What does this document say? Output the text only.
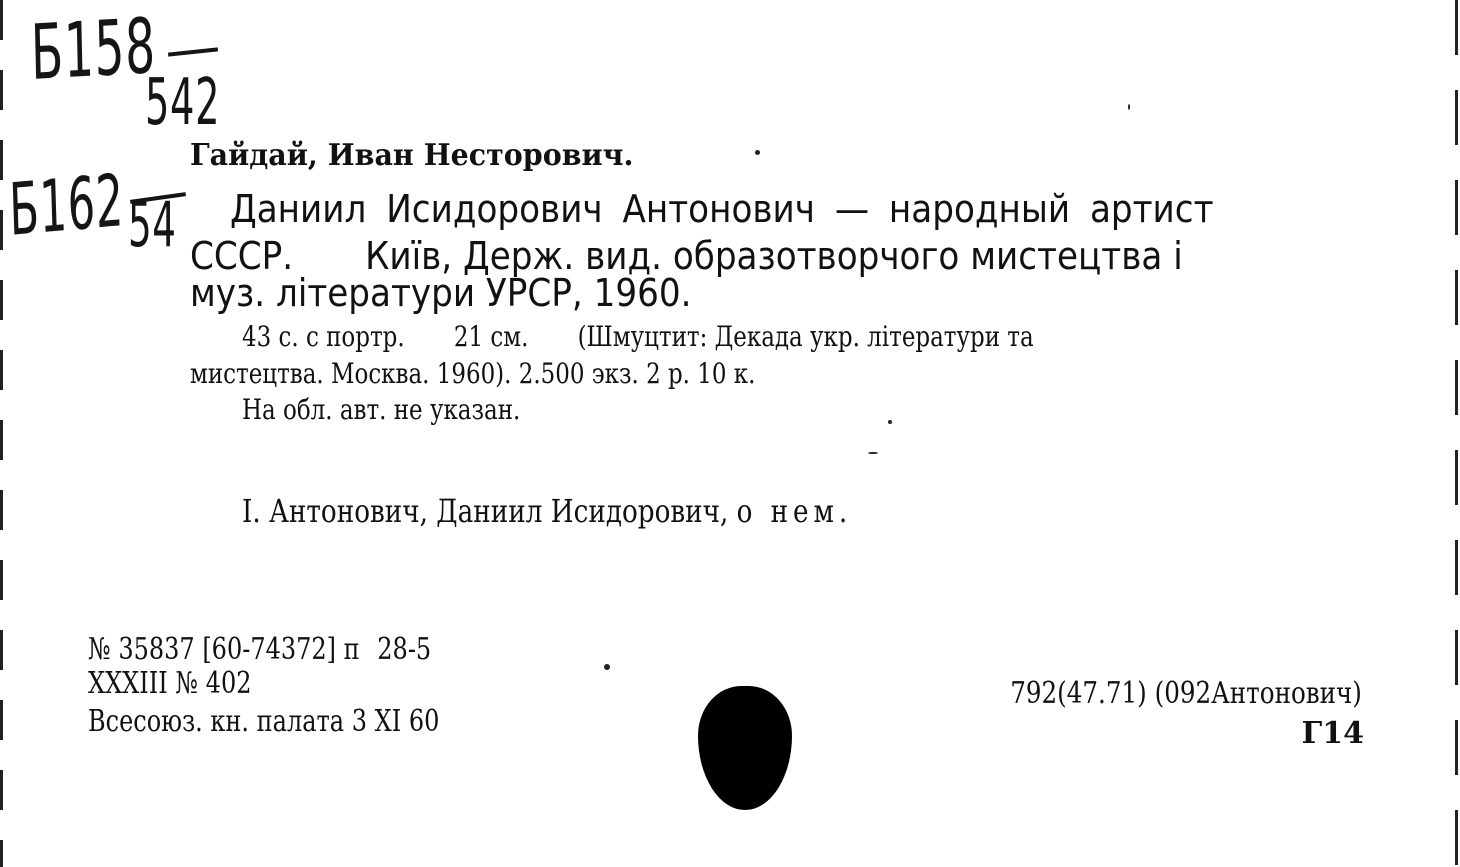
Б158
542
Б162 54
Гайдай, Иван Несторович.
Даниил Исидорович Антонович — народный артист
СССР. Київ, Держ. вид. образотворчого мистецтва і
муз. літератури УРСР, 1960.
43 с. с портр. 21 см. (Шмуцтит: Декада укр. літератури та
мистецтва. Москва. 1960). 2.500 экз. 2 р. 10 к.
На обл. авт. не указан.
I. Антонович, Даниил Исидорович, о нем.
№ 35837 [60-74372] п 28-5
XXXIII № 402
Всесоюз. кн. палата 3 XI 60
792(47.71) (092Антонович)
Г14
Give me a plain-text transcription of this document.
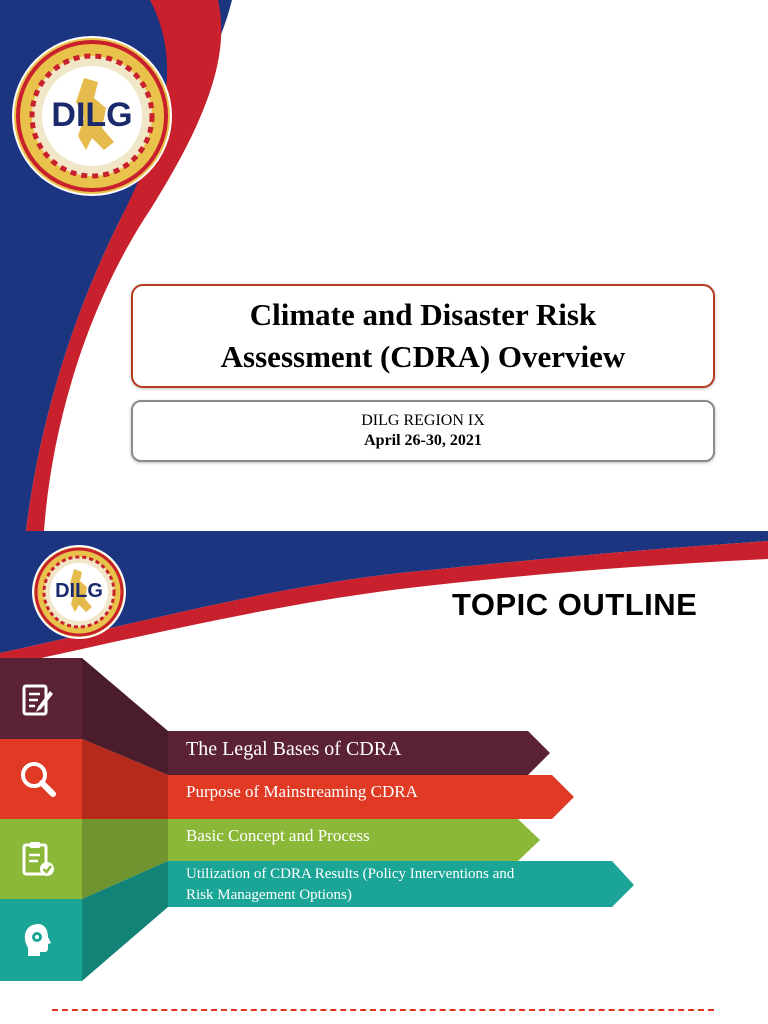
DILG
Climate and Disaster Risk
Assessment (CDRA) Overview
DILG REGION IX
April 26-30, 2021
DILG	TOPIC OUTLINE
The Legal Bases of CDRA
Purpose of Mainstreaming CDRA
Basic Concept and Process
Utilization of CDRA Results (Policy Interventions and
Risk Management Options)
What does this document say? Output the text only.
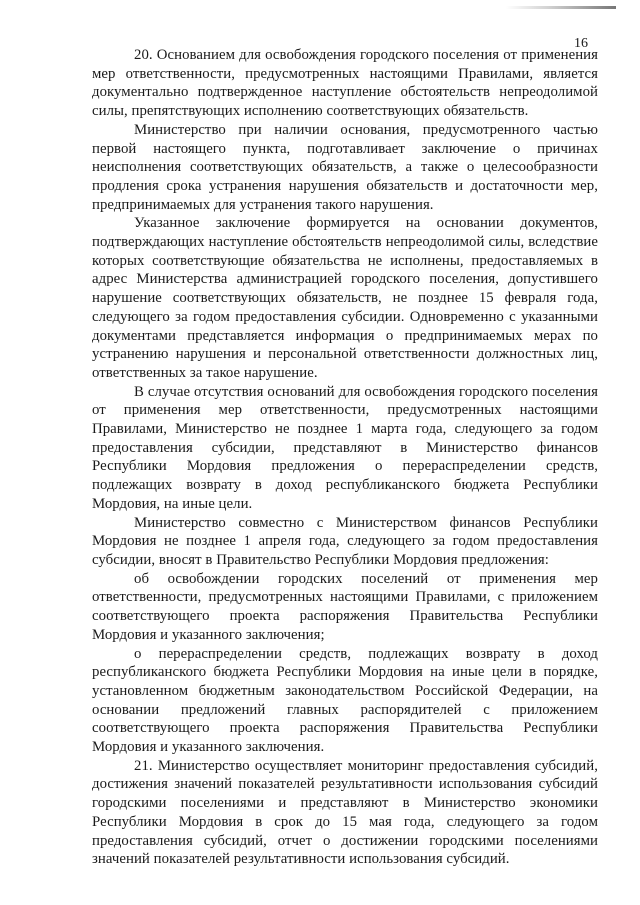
16

20. Основанием для освобождения городского поселения от применения мер ответственности, предусмотренных настоящими Правилами, является документально подтвержденное наступление обстоятельств непреодолимой силы, препятствующих исполнению соответствующих обязательств.

Министерство при наличии основания, предусмотренного частью первой настоящего пункта, подготавливает заключение о причинах неисполнения соответствующих обязательств, а также о целесообразности продления срока устранения нарушения обязательств и достаточности мер, предпринимаемых для устранения такого нарушения.

Указанное заключение формируется на основании документов, подтверждающих наступление обстоятельств непреодолимой силы, вследствие которых соответствующие обязательства не исполнены, предоставляемых в адрес Министерства администрацией городского поселения, допустившего нарушение соответствующих обязательств, не позднее 15 февраля года, следующего за годом предоставления субсидии. Одновременно с указанными документами представляется информация о предпринимаемых мерах по устранению нарушения и персональной ответственности должностных лиц, ответственных за такое нарушение.

В случае отсутствия оснований для освобождения городского поселения от применения мер ответственности, предусмотренных настоящими Правилами, Министерство не позднее 1 марта года, следующего за годом предоставления субсидии, представляют в Министерство финансов Республики Мордовия предложения о перераспределении средств, подлежащих возврату в доход республиканского бюджета Республики Мордовия, на иные цели.

Министерство совместно с Министерством финансов Республики Мордовия не позднее 1 апреля года, следующего за годом предоставления субсидии, вносят в Правительство Республики Мордовия предложения:

об освобождении городских поселений от применения мер ответственности, предусмотренных настоящими Правилами, с приложением соответствующего проекта распоряжения Правительства Республики Мордовия и указанного заключения;

о перераспределении средств, подлежащих возврату в доход республиканского бюджета Республики Мордовия на иные цели в порядке, установленном бюджетным законодательством Российской Федерации, на основании предложений главных распорядителей с приложением соответствующего проекта распоряжения Правительства Республики Мордовия и указанного заключения.

21. Министерство осуществляет мониторинг предоставления субсидий, достижения значений показателей результативности использования субсидий городскими поселениями и представляют в Министерство экономики Республики Мордовия в срок до 15 мая года, следующего за годом предоставления субсидий, отчет о достижении городскими поселениями значений показателей результативности использования субсидий.
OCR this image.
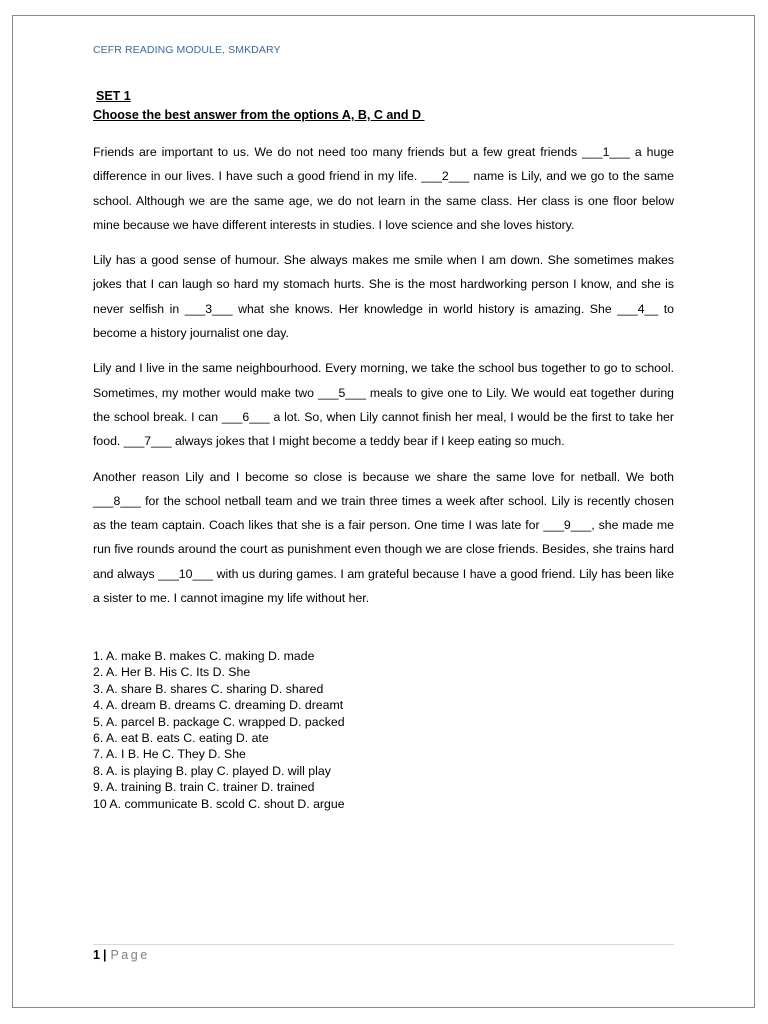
CEFR READING MODULE, SMKDARY
SET 1
Choose the best answer from the options A, B, C and D

Friends are important to us. We do not need too many friends but a few great friends ___1___ a huge difference in our lives. I have such a good friend in my life. ___2___ name is Lily, and we go to the same school. Although we are the same age, we do not learn in the same class. Her class is one floor below mine because we have different interests in studies. I love science and she loves history.

Lily has a good sense of humour. She always makes me smile when I am down. She sometimes makes jokes that I can laugh so hard my stomach hurts. She is the most hardworking person I know, and she is never selfish in ___3___ what she knows. Her knowledge in world history is amazing. She ___4__ to become a history journalist one day.

Lily and I live in the same neighbourhood. Every morning, we take the school bus together to go to school. Sometimes, my mother would make two ___5___ meals to give one to Lily. We would eat together during the school break. I can ___6___ a lot. So, when Lily cannot finish her meal, I would be the first to take her food. ___7___ always jokes that I might become a teddy bear if I keep eating so much.

Another reason Lily and I become so close is because we share the same love for netball. We both ___8___ for the school netball team and we train three times a week after school. Lily is recently chosen as the team captain. Coach likes that she is a fair person. One time I was late for ___9___, she made me run five rounds around the court as punishment even though we are close friends. Besides, she trains hard and always ___10___ with us during games. I am grateful because I have a good friend. Lily has been like a sister to me. I cannot imagine my life without her.

1. A. make B. makes C. making D. made
2. A. Her B. His C. Its D. She
3. A. share B. shares C. sharing D. shared
4. A. dream B. dreams C. dreaming D. dreamt
5. A. parcel B. package C. wrapped D. packed
6. A. eat B. eats C. eating D. ate
7. A. I B. He C. They D. She
8. A. is playing B. play C. played D. will play
9. A. training B. train C. trainer D. trained
10 A. communicate B. scold C. shout D. argue
1 | Page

● ● ● ● ●

◆ Exercise details
Each line with the string "DILG" in it needs to be found and copied.

◆ Solution for this problem
DILG
DILG REGION IX
DILG	TOPIC OUTLINE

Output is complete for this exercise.